'''

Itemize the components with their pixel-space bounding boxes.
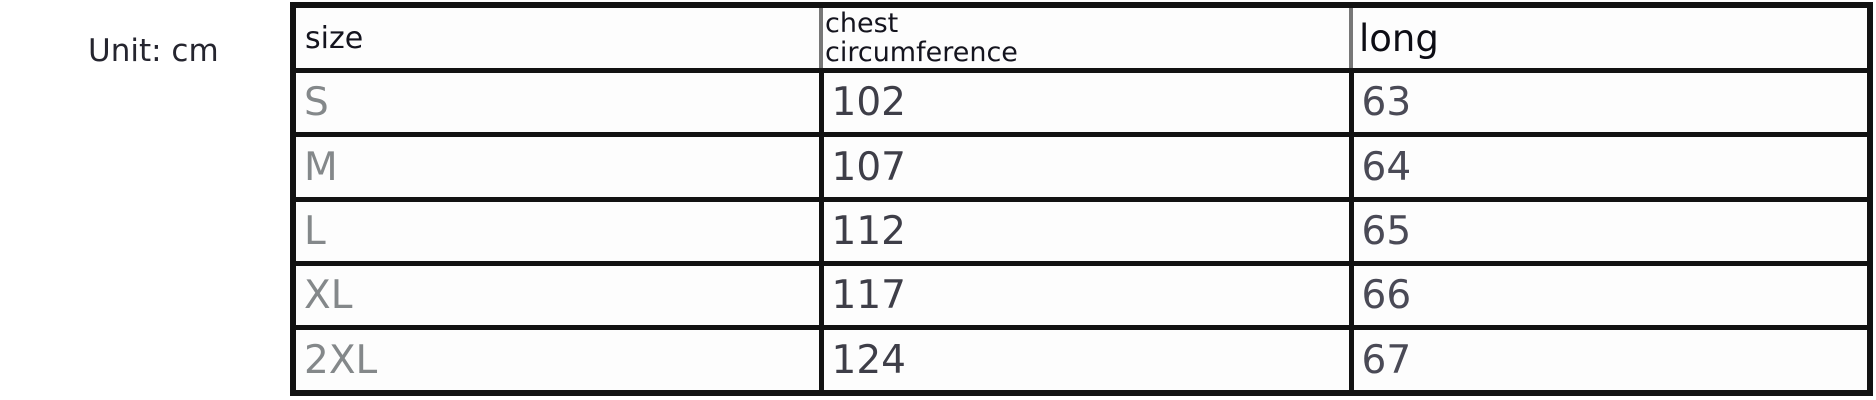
chest-cell: 102 bbox=[818, 67, 1354, 138]
long-cell: 67 bbox=[1348, 325, 1873, 396]
table-row: S 102 63 bbox=[290, 67, 1873, 138]
unit-label: Unit: cm bbox=[88, 33, 219, 69]
header-size: size bbox=[291, 2, 823, 73]
size-cell: S bbox=[290, 67, 824, 138]
chest-cell: 117 bbox=[818, 261, 1354, 331]
size-chart-table: size chest circumference long S 102 63 M… bbox=[290, 2, 1873, 396]
long-cell: 66 bbox=[1348, 261, 1873, 331]
table-row: XL 117 66 bbox=[290, 261, 1873, 331]
long-cell: 65 bbox=[1348, 196, 1873, 267]
table-row: M 107 64 bbox=[290, 132, 1873, 202]
chest-cell: 124 bbox=[818, 325, 1354, 396]
header-long: long bbox=[1349, 2, 1872, 73]
size-cell: XL bbox=[290, 261, 824, 331]
chest-cell: 107 bbox=[818, 132, 1354, 202]
table-row: 2XL 124 67 bbox=[290, 325, 1873, 396]
table-header-row: size chest circumference long bbox=[291, 2, 1872, 73]
chest-cell: 112 bbox=[818, 196, 1354, 267]
header-chest-circumference: chest circumference bbox=[819, 2, 1353, 73]
long-cell: 63 bbox=[1348, 67, 1873, 138]
size-cell: L bbox=[290, 196, 824, 267]
size-cell: 2XL bbox=[290, 325, 824, 396]
table-row: L 112 65 bbox=[290, 196, 1873, 267]
long-cell: 64 bbox=[1348, 132, 1873, 202]
size-cell: M bbox=[290, 132, 824, 202]
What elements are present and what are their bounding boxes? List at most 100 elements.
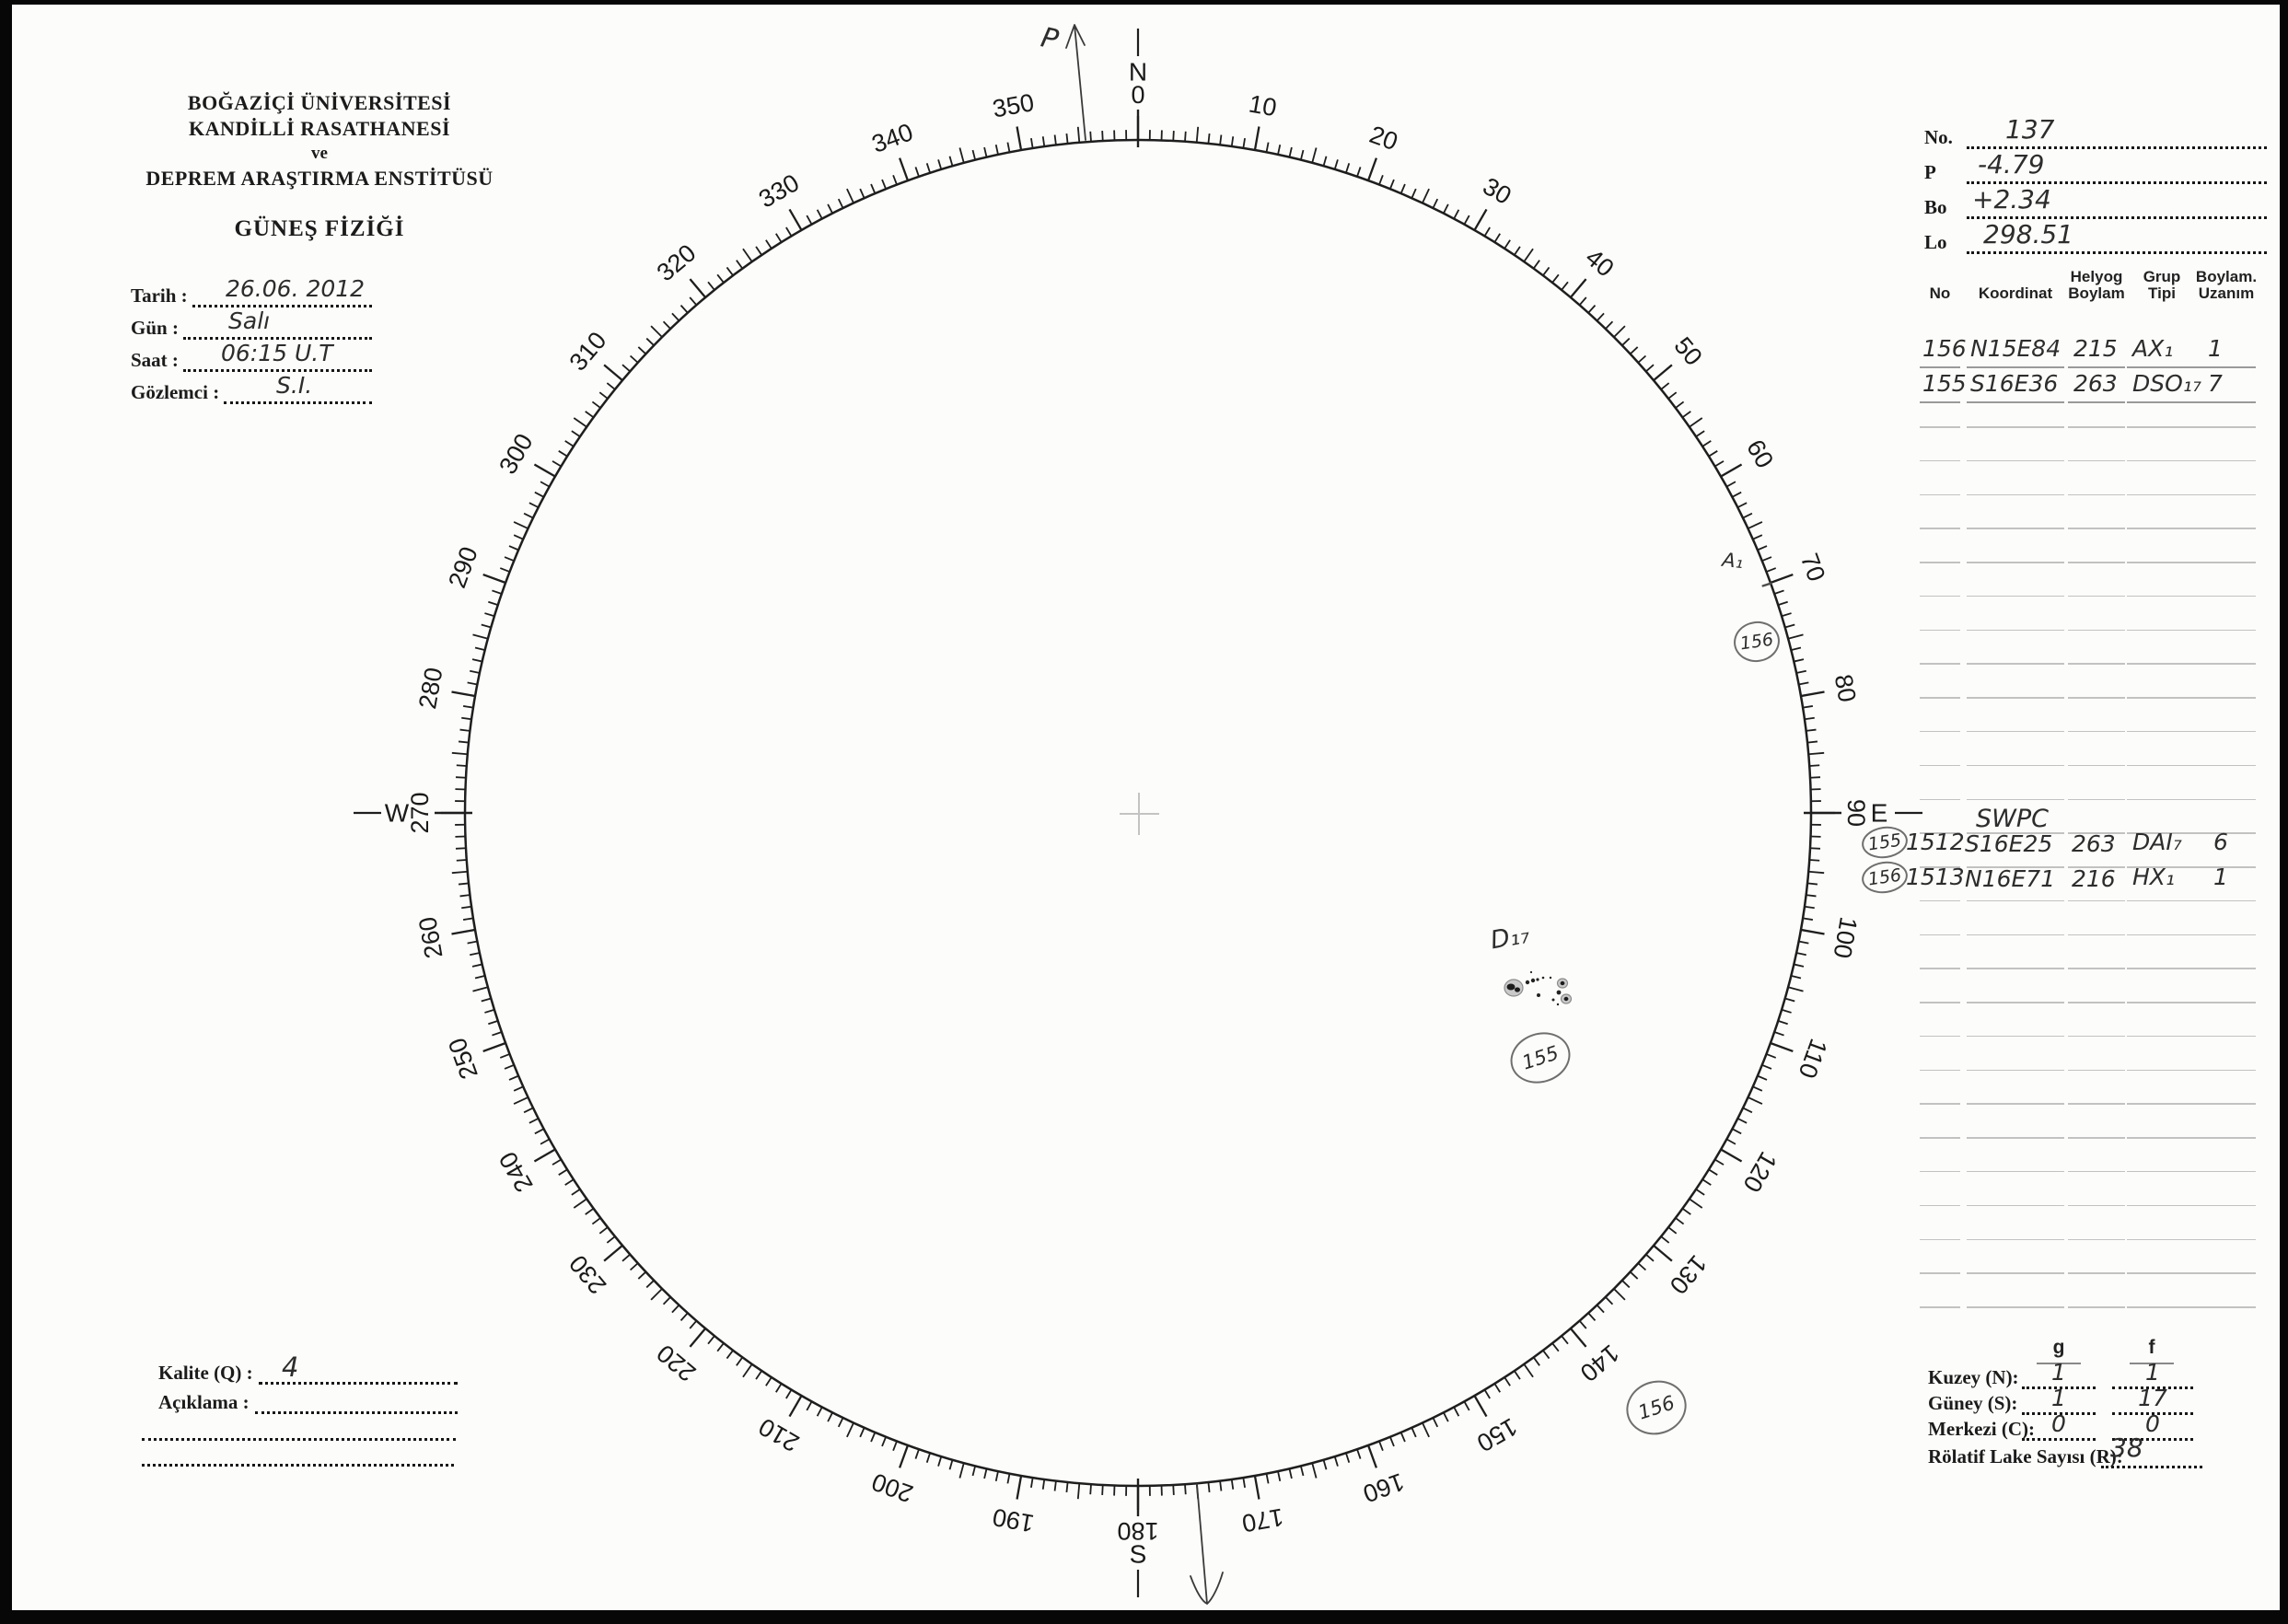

'''

### Your task
Rewrite every line above as a numbered list, leaving out blank lines and the pictures.

### Result
1. Itemize the components with their pixel-space bounding boxes.
2. chest-cell: 102 bbox=[818, 67, 1354, 138]
3. long-cell: 67 bbox=[1348, 325, 1873, 396]
4. table-row: S 102 63 bbox=[290, 67, 1873, 138]
5. unit-label: Unit: cm bbox=[88, 33, 219, 69]
6. header-size: size bbox=[291, 2, 823, 73]
7. size-cell: S bbox=[290, 67, 824, 138]
8. chest-cell: 117 bbox=[818, 261, 1354, 331]
9. size-chart-table: size chest circumference long S 102 63 M… bbox=[290, 2, 1873, 396]
10. long-cell: 66 bbox=[1348, 261, 1873, 331]
11. table-row: XL 117 66 bbox=[290, 261, 1873, 331]
12. long-cell: 65 bbox=[1348, 196, 1873, 267]
13. table-row: M 107 64 bbox=[290, 132, 1873, 202]
14. chest-cell: 124 bbox=[818, 325, 1354, 396]
15. header-long: long bbox=[1349, 2, 1872, 73]
16. size-cell: XL bbox=[290, 261, 824, 331]
17. chest-cell: 107 bbox=[818, 132, 1354, 202]
18. table-row: 2XL 124 67 bbox=[290, 325, 1873, 396]
19. table-header-row: size chest circumference long bbox=[291, 2, 1872, 73]
20. chest-cell: 112 bbox=[818, 196, 1354, 267]
21. header-chest-circumference: chest circumference bbox=[819, 2, 1353, 73]
22. long-cell: 63 bbox=[1348, 67, 1873, 138]
23. size-cell: L bbox=[290, 196, 824, 267]
24. size-cell: 2XL bbox=[290, 325, 824, 396]
25. table-row: L 112 65 bbox=[290, 196, 1873, 267]
26. long-cell: 64 bbox=[1348, 132, 1873, 202]
27. size-cell: M bbox=[290, 132, 824, 202]
28. What elements are present and what are their bounding boxes? List at most 100 elements.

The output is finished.